Tasks to complete
a – From the book club post below, list every book title in the numbered list under "Books I Haven't Read But Should/Would Like To," with its author.
b – Transcribe the part of the book club post below that opens with the words containing "The group hasn't" and closes with "(What a title!)".

Saturday, July 26, 2008

Two great tastes that taste great together

It always kind of surprises me that I've never been in a book club. I'm a book-club kind of girl, right? I read a lot. I talk about reading a lot. So, reading + talking about reading = right up my alley, right? And yet somehow, I'm always a little bit too fickle in my reading moods and habits, not quite willing enough to submit to the schedule and the whole "other people telling me what to read" thing, to join a group.

Well, Glenna asked me this week if I'd like to co-moderate a 20th Century Book Club on Ravelry, the idea of Ravelry book clubs being that one reads and discusses the chosen book and, if the spirit leads, knits an item corresponding to the theme of that book (Example: Dante's Inferno = flame-y leg warmers). How well she knows me. Although I am a semi-contrary reader and a leisurely knitter at best, my love for early/mid-20th-century novels (we'll say 1915-1950) knows no bounds. I may choose my reading material according to the phases of the moon and the color of my socks, but that (Teddy) Roosevelt-to-Eisenhower period is nearly always on the roster. Besides, how could I say no to a book club for which I get to (help) choose the books? I said I'd do it.

The group hasn't started yet, but Glenna and I decided to each compile a list of 20 possible books, then compare notes; I spent this afternoon searching my mental to-read list and my collection of books about books (when in doubt, consult Nancy Pearl), and came up with not one, but two lists: Books I Haven't Read But Should/Would Like To, and Books I've Read and So Should Everybody Else (because I am nothing if not a literary imperialist). The results are as follows:

Books I Haven't Read But Should/Would Like To

1. Native Son, Richard Wright
2. The Thin Man, Dashiell Hammett
3. Death Comes for the Archbishop, Willa Cather (What a title!)

Data segment
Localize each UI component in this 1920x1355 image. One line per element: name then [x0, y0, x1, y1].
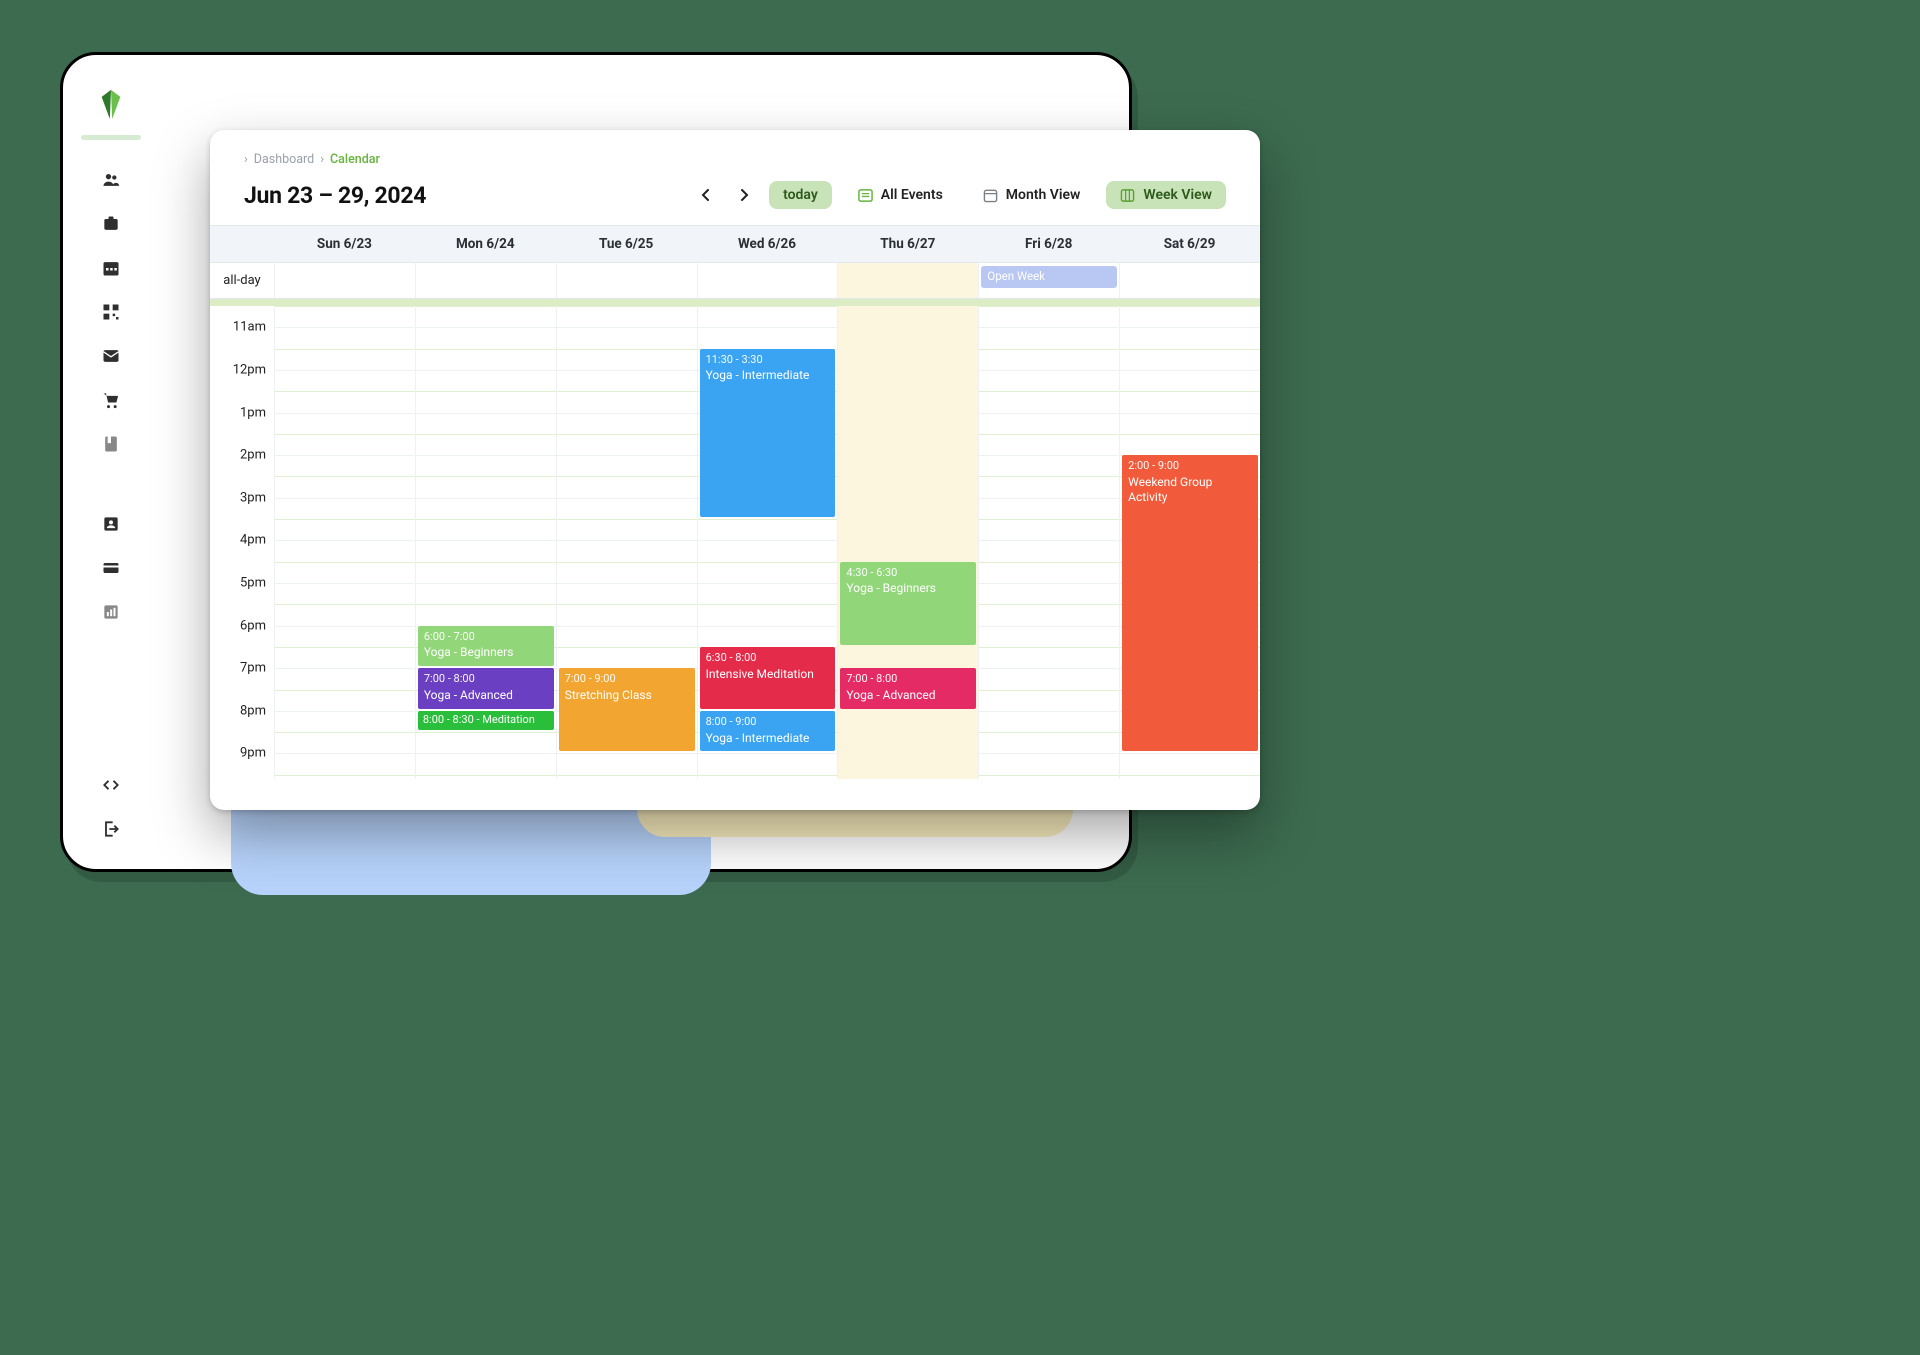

The replies
a –
1. Native Son, Richard Wright
2. The Thin Man, Dashiell Hammett
3. Death Comes for the Archbishop, Willa Cather

b –
The group hasn't started yet, but Glenna and I decided to each compile a list of 20 possible books, then compare notes; I spent this afternoon searching my mental to-read list and my collection of books about books (when in doubt, consult Nancy Pearl), and came up with not one, but two lists: Books I Haven't Read But Should/Would Like To, and Books I've Read and So Should Everybody Else (because I am nothing if not a literary imperialist). The results are as follows:

Books I Haven't Read But Should/Would Like To

1. Native Son, Richard Wright
2. The Thin Man, Dashiell Hammett
3. Death Comes for the Archbishop, Willa Cather (What a title!)